==== Records supplied
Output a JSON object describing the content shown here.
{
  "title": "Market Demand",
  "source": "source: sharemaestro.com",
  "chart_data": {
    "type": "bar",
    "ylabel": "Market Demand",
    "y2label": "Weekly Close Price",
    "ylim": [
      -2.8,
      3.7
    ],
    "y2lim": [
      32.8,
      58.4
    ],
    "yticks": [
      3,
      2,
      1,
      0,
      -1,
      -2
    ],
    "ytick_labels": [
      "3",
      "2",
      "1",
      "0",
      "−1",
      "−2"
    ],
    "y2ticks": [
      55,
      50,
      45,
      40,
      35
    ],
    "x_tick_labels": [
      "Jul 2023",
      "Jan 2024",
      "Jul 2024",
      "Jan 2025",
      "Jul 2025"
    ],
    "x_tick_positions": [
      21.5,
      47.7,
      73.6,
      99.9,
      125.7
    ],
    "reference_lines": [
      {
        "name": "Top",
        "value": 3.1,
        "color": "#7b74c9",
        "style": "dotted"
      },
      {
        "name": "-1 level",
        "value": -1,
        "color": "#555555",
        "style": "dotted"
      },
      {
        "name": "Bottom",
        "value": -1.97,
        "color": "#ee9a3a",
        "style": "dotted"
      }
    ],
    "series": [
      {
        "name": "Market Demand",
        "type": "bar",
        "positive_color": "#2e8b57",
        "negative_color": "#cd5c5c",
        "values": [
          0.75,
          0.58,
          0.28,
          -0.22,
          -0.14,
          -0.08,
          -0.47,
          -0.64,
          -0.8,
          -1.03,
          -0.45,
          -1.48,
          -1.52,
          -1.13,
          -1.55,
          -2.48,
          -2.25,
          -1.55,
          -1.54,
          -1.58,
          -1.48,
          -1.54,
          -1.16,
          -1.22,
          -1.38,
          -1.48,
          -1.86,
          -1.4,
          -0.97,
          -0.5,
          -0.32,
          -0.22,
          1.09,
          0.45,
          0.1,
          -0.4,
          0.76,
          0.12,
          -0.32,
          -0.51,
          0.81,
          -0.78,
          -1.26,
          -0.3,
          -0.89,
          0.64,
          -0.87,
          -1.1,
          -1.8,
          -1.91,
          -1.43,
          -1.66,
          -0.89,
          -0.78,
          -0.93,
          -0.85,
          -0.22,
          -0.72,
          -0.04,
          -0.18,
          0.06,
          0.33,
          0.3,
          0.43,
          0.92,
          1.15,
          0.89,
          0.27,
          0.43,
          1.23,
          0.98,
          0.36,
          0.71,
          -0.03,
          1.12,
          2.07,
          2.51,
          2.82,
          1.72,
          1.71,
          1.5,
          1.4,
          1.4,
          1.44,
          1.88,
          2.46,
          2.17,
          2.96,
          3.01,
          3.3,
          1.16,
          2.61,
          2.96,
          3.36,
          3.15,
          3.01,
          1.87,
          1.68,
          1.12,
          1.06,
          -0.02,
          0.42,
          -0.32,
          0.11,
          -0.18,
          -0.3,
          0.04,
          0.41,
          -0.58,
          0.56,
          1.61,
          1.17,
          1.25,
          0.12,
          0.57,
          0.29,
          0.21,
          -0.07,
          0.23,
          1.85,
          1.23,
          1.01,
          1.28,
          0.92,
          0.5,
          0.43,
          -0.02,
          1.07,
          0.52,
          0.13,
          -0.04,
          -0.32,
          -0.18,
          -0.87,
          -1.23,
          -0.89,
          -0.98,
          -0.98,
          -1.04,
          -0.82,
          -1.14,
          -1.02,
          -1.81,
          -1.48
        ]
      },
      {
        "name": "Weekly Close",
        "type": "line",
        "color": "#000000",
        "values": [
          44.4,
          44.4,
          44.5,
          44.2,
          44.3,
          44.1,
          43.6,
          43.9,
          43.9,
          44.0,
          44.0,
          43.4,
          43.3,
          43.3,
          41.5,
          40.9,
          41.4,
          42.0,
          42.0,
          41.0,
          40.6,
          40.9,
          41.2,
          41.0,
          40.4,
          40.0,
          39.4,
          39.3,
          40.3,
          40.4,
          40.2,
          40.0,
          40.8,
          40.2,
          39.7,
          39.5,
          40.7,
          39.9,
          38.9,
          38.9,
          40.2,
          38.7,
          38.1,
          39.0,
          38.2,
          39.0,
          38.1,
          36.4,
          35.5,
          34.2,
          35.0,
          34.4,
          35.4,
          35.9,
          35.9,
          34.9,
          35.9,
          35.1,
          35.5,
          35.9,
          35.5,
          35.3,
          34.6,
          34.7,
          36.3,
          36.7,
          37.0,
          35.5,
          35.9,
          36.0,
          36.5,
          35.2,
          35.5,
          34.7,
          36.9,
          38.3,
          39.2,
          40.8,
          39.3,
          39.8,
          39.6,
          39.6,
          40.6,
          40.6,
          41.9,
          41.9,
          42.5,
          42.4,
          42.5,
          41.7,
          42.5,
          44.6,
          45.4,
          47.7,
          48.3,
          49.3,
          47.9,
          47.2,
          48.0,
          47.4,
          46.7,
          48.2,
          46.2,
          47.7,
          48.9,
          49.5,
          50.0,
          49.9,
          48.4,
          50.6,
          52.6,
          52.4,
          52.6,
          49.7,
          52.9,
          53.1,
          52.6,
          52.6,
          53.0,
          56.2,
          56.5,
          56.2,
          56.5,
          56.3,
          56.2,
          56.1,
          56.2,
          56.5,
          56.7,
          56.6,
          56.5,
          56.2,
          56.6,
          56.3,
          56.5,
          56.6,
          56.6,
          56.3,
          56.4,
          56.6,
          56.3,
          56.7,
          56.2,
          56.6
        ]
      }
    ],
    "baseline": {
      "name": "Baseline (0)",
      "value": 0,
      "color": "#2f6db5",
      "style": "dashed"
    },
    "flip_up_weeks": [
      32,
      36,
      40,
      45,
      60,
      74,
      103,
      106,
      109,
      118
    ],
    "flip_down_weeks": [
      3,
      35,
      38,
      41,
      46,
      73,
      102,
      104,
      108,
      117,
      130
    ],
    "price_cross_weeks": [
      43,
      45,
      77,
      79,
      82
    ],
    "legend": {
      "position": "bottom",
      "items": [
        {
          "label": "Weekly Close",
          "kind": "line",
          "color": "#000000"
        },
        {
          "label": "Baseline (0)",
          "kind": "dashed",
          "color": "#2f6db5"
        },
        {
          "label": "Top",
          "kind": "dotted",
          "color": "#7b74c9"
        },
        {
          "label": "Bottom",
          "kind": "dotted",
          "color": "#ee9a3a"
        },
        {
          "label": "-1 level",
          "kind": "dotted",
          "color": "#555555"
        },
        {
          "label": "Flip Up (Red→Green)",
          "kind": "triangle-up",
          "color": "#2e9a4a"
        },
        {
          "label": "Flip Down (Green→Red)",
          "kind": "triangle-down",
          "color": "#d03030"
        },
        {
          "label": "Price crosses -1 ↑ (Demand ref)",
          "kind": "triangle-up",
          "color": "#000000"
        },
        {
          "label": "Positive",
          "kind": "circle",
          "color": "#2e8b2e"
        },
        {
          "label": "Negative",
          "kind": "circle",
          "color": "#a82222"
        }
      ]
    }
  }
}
========
### Prompt
In the listing, how many lines hold "Market"? Answer with a bare number.

### Task solution
3